● **AIM OF THE TASK**
Copy out each line exactly as it appears.

● **EXERCISE INPUT**
──────────────────────────────
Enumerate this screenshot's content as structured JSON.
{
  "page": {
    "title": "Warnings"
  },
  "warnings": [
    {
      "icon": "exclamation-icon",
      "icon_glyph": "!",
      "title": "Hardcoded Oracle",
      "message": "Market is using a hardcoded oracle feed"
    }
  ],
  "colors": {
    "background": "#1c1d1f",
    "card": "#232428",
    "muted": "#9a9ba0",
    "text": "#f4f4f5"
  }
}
──────────────────────────────
● **WORKED SOLUTION**
Enumerate this screenshot's content as structured JSON.
{
  "page": {
    "title": "Warnings"
  },
  "warnings": [
    {
      "icon": "exclamation-icon",
      "icon_glyph": "!",
      "title": "Hardcoded Oracle",
      "message": "Market is using a hardcoded oracle feed"
    }
  ],
  "colors": {
    "background": "#1c1d1f",
    "card": "#232428",
    "muted": "#9a9ba0",
    "text": "#f4f4f5"
  }
}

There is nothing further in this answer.